----- Materials provided

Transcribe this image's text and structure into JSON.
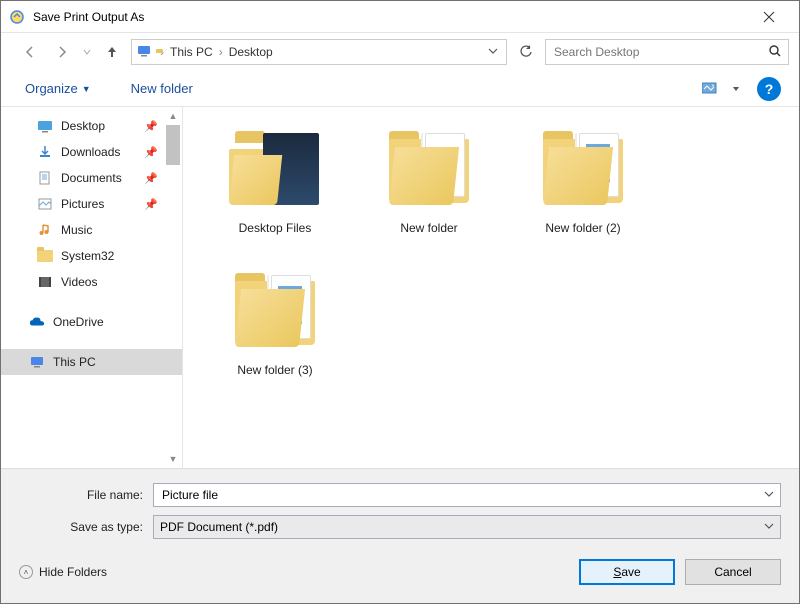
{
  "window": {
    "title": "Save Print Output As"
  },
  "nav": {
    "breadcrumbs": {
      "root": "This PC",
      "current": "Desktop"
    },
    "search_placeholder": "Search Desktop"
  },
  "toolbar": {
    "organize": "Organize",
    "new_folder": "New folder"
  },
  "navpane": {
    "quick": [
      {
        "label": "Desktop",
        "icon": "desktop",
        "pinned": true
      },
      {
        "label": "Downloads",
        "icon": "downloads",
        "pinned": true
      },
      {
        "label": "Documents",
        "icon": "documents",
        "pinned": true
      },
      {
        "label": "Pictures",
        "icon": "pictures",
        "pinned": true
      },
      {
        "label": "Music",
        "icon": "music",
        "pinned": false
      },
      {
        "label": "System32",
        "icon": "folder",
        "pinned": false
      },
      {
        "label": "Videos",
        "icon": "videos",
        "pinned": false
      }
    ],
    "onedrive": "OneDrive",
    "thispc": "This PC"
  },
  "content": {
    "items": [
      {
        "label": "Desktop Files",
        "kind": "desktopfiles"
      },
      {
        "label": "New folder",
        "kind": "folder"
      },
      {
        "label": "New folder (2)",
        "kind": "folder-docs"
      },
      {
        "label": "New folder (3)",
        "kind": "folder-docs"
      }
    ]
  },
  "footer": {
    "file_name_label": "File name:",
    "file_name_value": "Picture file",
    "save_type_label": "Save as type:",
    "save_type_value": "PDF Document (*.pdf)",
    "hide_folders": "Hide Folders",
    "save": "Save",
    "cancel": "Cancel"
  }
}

----------
----- Materials provided

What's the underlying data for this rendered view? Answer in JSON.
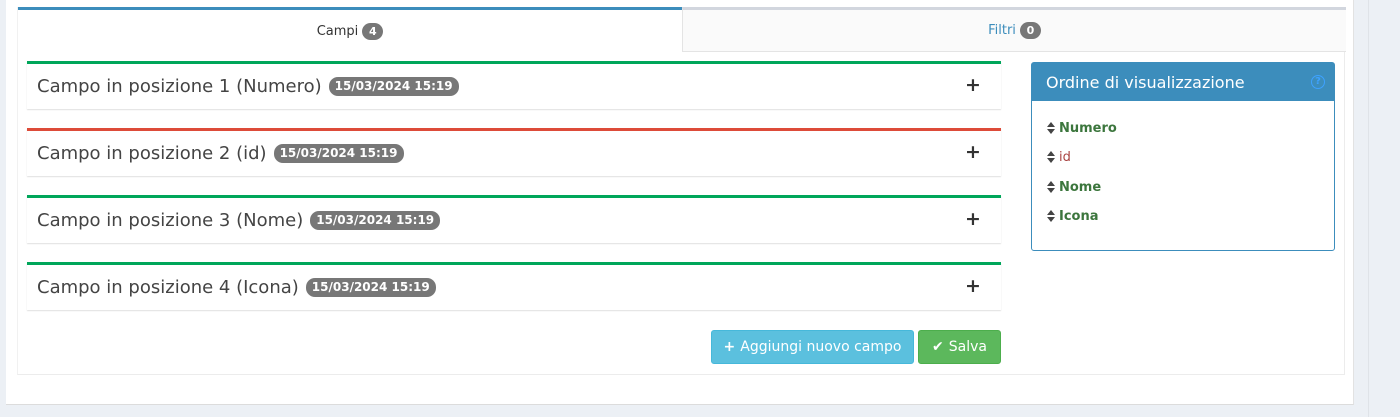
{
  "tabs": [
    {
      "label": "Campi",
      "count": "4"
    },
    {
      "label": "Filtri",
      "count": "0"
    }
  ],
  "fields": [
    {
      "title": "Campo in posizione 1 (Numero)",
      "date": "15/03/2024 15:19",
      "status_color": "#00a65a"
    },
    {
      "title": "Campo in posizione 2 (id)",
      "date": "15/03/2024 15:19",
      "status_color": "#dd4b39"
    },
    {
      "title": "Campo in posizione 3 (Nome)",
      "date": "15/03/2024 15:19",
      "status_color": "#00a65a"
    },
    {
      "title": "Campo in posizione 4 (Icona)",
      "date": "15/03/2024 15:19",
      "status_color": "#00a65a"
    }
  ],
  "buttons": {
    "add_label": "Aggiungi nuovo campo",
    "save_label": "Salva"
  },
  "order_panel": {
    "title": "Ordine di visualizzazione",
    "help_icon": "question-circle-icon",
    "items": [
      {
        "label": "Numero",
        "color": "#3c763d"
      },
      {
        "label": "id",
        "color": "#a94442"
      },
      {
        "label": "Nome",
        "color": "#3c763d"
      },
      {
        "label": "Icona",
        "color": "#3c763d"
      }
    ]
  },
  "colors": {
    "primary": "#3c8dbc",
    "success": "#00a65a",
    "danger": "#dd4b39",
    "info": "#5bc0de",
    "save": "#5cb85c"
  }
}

----------

▶ [Task requirements] Copy every line above in which the string "JSON" shows up.

▶ [Written response]
Transcribe this image's text and structure into JSON.
What's the underlying data for this rendered view? Answer in JSON.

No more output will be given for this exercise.